───── DATASET CONTENT ─────
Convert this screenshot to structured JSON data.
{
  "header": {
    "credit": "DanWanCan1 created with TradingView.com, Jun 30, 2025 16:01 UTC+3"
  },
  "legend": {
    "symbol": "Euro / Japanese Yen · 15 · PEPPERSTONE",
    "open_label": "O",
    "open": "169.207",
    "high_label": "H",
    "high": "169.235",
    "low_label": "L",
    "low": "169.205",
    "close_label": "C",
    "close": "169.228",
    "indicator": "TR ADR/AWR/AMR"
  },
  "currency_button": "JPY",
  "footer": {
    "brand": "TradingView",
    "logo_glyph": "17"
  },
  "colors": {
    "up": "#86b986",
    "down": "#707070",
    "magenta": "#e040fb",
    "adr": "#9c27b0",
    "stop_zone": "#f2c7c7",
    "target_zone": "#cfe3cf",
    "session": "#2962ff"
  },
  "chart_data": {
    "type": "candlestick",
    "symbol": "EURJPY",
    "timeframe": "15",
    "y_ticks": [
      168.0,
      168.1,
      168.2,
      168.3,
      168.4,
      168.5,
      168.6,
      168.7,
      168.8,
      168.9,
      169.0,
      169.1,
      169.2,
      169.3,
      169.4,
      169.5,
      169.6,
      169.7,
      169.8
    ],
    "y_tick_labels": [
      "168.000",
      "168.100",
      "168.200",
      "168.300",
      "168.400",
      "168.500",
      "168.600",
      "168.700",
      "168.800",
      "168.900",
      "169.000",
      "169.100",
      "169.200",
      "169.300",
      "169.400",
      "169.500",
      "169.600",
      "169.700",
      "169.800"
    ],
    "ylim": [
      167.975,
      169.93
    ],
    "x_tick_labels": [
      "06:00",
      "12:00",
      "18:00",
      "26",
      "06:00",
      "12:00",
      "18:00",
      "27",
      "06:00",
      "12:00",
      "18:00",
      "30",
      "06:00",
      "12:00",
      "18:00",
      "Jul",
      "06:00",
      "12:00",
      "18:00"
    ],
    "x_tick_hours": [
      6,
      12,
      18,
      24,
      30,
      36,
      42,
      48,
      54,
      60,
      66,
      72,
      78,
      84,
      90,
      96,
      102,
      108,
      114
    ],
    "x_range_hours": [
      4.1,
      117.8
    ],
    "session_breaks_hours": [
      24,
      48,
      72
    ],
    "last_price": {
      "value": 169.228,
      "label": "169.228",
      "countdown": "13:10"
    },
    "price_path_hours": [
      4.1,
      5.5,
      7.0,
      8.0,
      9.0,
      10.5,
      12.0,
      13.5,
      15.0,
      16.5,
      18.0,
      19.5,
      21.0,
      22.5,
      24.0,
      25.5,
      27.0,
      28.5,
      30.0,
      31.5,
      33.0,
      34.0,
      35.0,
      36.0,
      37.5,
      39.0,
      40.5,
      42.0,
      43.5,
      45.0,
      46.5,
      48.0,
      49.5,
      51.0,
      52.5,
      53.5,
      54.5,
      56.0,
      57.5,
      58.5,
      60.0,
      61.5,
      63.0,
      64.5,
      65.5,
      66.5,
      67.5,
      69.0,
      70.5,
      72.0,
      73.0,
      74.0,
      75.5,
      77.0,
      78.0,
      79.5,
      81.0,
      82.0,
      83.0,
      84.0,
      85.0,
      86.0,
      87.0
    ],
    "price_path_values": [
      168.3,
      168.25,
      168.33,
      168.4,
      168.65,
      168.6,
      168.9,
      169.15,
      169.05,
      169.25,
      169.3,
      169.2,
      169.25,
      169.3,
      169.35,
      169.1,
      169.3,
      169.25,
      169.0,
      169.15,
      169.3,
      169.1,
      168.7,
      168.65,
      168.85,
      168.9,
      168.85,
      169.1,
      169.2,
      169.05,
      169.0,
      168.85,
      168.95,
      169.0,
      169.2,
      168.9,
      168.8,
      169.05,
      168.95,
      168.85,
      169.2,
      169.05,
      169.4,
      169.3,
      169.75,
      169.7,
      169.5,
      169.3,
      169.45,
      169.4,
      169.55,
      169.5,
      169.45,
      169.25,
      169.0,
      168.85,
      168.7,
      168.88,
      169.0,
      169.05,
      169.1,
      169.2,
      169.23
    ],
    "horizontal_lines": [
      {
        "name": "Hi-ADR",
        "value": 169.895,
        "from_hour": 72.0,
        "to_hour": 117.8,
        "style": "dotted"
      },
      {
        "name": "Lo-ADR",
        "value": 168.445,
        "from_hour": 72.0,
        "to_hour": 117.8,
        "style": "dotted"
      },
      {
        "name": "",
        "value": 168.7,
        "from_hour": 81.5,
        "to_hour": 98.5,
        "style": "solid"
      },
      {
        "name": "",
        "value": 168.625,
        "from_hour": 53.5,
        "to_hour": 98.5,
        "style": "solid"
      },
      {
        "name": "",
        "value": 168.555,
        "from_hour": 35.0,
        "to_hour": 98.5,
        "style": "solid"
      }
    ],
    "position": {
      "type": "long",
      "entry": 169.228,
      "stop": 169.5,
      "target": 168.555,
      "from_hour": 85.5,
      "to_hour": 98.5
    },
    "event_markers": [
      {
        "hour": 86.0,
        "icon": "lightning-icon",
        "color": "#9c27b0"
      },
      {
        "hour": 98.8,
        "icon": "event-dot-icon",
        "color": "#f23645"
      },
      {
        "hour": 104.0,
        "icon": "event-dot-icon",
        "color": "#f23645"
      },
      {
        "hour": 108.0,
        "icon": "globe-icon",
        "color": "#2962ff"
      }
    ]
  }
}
─────
| EXERCISE PROMPT |
Using the listing above, show every line that includes the string "icon".

| WRITTEN ANSWER |
        "icon": "lightning-icon",
        "icon": "event-dot-icon",
        "icon": "event-dot-icon",
        "icon": "globe-icon",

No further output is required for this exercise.